▸ What the task requires:
Copy each line below that contains "края".

▸ Extracted records:
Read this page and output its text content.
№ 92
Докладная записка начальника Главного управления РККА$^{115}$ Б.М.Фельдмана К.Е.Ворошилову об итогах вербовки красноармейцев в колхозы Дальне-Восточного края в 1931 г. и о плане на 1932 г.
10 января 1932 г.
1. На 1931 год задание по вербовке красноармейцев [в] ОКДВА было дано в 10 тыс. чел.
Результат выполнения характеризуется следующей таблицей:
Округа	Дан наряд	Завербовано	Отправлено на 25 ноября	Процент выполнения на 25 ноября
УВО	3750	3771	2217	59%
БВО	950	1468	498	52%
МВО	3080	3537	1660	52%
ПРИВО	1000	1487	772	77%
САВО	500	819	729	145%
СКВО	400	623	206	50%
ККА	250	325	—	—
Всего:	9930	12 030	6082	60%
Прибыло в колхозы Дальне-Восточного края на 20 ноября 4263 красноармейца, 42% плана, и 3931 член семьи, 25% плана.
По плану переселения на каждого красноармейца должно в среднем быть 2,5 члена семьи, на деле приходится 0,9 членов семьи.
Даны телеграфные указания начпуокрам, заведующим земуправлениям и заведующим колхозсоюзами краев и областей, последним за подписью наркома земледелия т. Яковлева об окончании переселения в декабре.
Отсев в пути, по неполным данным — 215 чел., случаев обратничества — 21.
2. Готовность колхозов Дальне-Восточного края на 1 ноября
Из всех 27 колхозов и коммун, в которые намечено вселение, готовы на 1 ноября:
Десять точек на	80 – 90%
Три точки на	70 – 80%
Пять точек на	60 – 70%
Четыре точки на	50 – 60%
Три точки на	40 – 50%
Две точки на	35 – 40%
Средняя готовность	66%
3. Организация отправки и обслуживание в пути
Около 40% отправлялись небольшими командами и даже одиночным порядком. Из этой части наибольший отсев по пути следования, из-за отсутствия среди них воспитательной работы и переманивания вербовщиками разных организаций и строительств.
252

* * *

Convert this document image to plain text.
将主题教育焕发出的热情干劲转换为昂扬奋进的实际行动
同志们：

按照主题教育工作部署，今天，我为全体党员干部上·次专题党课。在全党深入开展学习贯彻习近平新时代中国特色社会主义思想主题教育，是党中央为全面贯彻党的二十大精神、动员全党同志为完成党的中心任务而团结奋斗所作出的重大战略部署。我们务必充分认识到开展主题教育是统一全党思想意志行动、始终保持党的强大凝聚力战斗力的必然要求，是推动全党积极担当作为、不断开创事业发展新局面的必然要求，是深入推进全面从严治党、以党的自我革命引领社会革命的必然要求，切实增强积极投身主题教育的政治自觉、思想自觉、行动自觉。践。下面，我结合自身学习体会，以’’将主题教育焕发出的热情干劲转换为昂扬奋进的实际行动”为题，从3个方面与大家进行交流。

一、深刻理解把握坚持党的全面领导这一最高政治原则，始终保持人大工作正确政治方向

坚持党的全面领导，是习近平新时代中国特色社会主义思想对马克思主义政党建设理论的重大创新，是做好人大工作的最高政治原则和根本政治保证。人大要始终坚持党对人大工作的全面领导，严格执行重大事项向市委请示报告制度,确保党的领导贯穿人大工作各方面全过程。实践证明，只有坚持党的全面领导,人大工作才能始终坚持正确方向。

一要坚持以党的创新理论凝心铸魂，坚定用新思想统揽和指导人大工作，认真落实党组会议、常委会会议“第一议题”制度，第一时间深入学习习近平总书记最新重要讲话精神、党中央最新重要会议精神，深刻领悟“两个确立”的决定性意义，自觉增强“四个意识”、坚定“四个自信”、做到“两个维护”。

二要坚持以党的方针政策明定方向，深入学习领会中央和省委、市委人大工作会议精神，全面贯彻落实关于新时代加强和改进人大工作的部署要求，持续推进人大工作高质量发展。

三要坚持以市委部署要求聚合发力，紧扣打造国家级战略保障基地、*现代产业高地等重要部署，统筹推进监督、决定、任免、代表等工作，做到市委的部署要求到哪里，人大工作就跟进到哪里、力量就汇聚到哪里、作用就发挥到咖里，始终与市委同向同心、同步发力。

▸ Solution below:
Докладная записка начальника Главного управления РККА$^{115}$ Б.М.Фельдмана К.Е.Ворошилову об итогах вербовки красноармейцев в колхозы Дальне-Восточного края в 1931 г. и о плане на 1932 г.
Прибыло в колхозы Дальне-Восточного края на 20 ноября 4263 красноармейца, 42% плана, и 3931 член семьи, 25% плана.
2. Готовность колхозов Дальне-Восточного края на 1 ноября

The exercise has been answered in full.